▶ **Dataset content**
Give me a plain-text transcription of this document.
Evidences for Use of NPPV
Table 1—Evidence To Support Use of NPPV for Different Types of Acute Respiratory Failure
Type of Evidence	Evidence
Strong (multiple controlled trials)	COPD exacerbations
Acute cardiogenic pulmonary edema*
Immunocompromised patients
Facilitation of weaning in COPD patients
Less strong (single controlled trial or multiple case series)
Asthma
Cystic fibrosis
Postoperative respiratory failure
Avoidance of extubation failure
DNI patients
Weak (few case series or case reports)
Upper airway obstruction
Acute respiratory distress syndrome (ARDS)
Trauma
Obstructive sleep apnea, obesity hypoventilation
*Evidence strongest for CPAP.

▶ **Activity**
The expected answer is every line in the data above that carries the string "series".

▶ **Exercise output**
Less strong (single controlled trial or multiple case series)
Weak (few case series or case reports)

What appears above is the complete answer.